* Supplied entries:
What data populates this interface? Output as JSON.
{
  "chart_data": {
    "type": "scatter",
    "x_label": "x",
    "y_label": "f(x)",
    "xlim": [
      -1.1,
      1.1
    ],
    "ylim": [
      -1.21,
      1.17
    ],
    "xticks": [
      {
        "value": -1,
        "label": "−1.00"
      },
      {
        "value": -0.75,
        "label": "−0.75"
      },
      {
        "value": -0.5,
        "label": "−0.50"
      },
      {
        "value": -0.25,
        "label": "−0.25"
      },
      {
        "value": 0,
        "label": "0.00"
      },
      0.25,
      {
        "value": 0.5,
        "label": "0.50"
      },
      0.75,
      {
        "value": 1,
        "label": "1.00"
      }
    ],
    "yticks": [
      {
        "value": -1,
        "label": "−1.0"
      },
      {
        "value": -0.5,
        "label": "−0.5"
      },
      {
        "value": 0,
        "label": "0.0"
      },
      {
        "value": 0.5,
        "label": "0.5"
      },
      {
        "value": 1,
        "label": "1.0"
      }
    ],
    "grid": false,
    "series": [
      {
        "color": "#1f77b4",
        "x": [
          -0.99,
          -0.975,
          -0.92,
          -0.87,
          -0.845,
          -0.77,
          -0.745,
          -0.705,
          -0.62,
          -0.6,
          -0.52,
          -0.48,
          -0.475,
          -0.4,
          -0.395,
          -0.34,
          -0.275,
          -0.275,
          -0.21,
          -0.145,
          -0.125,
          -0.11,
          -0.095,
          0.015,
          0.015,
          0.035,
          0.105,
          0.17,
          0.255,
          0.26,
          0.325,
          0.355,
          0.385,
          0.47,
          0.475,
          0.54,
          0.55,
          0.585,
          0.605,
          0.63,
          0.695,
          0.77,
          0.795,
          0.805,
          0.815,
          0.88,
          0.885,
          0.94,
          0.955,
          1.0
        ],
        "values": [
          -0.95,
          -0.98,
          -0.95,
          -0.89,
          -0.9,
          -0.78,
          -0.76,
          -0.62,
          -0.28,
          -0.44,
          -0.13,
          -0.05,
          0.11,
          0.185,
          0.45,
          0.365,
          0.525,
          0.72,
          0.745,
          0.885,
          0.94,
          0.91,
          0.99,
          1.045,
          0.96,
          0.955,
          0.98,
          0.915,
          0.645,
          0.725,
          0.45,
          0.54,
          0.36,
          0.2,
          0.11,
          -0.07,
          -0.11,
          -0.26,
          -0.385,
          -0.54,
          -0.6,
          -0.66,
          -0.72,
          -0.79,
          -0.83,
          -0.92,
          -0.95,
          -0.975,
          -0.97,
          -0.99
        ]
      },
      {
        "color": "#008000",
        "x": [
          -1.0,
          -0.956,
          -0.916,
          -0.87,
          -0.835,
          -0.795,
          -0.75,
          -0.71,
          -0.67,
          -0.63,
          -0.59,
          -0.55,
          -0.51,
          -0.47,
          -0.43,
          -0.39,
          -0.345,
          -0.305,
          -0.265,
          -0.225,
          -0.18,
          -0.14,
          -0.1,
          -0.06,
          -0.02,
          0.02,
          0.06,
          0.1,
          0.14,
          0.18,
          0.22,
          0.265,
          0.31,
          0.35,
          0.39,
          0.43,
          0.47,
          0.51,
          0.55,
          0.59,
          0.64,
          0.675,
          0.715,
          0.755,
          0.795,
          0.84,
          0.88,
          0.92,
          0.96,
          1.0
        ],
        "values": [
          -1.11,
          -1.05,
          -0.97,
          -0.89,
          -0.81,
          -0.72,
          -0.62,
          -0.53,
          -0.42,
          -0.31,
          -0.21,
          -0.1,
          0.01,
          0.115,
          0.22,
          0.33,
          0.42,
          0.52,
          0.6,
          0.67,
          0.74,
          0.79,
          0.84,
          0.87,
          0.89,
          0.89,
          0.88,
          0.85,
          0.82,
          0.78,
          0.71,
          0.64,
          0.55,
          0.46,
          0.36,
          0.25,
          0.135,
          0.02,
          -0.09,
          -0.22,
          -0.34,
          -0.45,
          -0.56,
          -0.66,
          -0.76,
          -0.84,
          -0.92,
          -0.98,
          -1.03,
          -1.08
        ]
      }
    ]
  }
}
* * *
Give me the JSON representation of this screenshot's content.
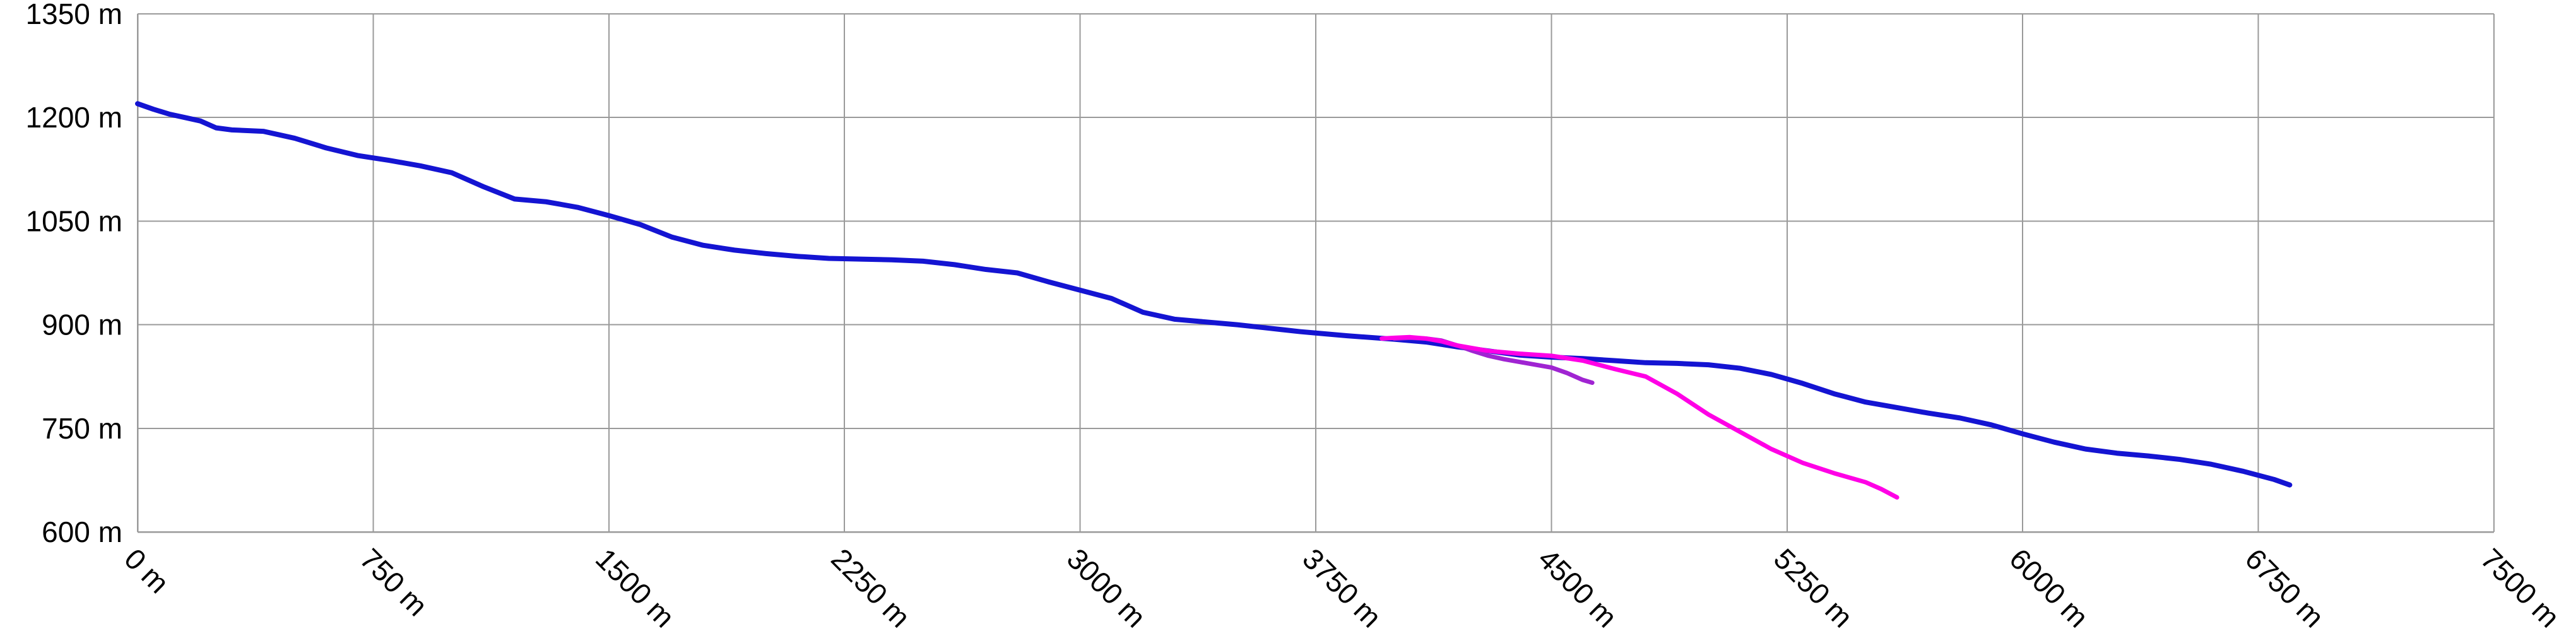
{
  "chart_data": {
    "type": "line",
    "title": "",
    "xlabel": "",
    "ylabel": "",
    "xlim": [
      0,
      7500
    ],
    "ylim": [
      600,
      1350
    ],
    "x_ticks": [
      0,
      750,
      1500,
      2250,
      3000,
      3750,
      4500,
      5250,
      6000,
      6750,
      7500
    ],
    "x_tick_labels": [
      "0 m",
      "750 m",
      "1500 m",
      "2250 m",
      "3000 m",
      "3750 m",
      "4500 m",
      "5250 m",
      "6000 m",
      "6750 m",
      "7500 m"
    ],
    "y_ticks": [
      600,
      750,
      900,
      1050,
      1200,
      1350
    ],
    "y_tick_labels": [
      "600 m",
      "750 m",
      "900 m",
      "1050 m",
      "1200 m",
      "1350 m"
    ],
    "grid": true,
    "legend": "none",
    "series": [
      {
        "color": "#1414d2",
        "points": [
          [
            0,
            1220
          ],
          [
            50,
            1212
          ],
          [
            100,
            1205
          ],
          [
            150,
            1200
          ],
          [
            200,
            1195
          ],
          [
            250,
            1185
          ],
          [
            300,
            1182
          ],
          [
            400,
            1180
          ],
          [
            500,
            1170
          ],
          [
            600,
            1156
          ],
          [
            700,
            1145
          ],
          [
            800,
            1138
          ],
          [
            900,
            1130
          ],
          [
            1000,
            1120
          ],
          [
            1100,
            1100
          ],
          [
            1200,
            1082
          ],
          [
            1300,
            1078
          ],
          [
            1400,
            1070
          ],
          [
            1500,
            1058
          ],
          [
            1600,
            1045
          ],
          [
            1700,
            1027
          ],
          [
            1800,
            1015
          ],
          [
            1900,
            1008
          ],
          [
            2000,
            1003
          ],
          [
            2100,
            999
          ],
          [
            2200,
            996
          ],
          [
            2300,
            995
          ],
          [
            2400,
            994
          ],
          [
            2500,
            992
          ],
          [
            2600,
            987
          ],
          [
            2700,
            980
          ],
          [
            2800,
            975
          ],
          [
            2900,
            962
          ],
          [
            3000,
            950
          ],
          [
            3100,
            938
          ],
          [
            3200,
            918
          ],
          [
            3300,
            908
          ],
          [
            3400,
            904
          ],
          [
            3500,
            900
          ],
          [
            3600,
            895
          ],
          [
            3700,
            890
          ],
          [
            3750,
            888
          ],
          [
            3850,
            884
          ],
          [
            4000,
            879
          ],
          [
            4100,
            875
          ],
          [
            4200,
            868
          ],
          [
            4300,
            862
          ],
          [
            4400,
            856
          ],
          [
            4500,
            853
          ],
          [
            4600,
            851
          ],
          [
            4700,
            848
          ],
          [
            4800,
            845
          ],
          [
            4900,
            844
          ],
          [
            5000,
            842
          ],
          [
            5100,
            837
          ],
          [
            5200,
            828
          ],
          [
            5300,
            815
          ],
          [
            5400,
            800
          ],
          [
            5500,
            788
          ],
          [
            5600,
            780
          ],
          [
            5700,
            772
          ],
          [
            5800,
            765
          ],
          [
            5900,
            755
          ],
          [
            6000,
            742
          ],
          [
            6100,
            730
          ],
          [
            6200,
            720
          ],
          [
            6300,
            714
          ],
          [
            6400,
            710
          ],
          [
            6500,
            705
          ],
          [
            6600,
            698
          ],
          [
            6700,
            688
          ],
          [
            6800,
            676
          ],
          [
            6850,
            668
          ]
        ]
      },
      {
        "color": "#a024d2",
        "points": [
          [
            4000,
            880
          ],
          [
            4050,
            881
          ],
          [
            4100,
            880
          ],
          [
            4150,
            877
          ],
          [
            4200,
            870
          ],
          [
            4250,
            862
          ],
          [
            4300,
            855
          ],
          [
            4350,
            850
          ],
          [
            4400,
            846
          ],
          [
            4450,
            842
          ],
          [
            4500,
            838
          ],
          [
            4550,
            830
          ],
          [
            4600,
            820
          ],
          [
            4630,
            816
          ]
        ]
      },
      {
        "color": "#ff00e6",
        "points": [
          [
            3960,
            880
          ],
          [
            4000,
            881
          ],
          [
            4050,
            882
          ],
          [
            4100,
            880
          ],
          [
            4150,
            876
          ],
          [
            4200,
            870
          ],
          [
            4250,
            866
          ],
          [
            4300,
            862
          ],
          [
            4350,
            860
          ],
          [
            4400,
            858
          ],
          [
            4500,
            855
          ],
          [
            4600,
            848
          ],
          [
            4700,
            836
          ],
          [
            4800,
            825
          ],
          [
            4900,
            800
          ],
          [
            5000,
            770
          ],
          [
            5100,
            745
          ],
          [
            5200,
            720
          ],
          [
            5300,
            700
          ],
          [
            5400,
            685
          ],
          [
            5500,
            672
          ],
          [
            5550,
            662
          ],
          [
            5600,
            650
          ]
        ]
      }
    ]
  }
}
==
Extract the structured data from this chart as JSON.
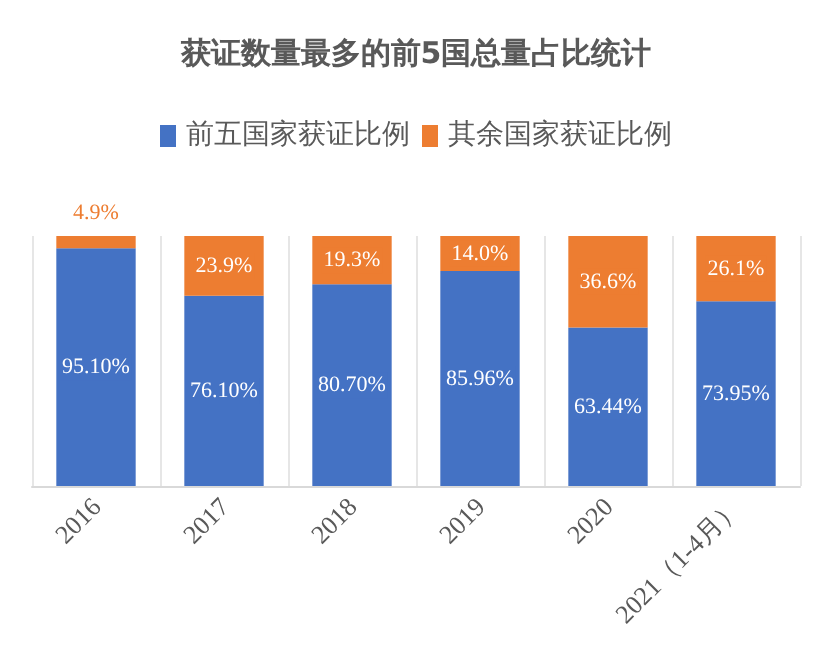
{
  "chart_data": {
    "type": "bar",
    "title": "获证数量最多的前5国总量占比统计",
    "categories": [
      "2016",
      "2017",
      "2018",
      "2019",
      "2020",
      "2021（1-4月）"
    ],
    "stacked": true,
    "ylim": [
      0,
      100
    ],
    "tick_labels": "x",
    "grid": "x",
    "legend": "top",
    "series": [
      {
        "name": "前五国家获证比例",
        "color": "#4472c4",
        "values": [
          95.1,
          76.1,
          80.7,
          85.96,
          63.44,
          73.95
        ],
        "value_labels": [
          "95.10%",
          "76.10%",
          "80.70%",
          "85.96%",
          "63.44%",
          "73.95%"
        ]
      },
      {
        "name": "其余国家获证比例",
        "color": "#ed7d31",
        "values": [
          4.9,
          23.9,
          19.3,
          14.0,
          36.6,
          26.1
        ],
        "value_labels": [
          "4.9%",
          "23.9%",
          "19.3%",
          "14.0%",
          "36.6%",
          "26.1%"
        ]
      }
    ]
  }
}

* What to work on: For the data above, state only how many lines include the word "color".

* Expected answer: 7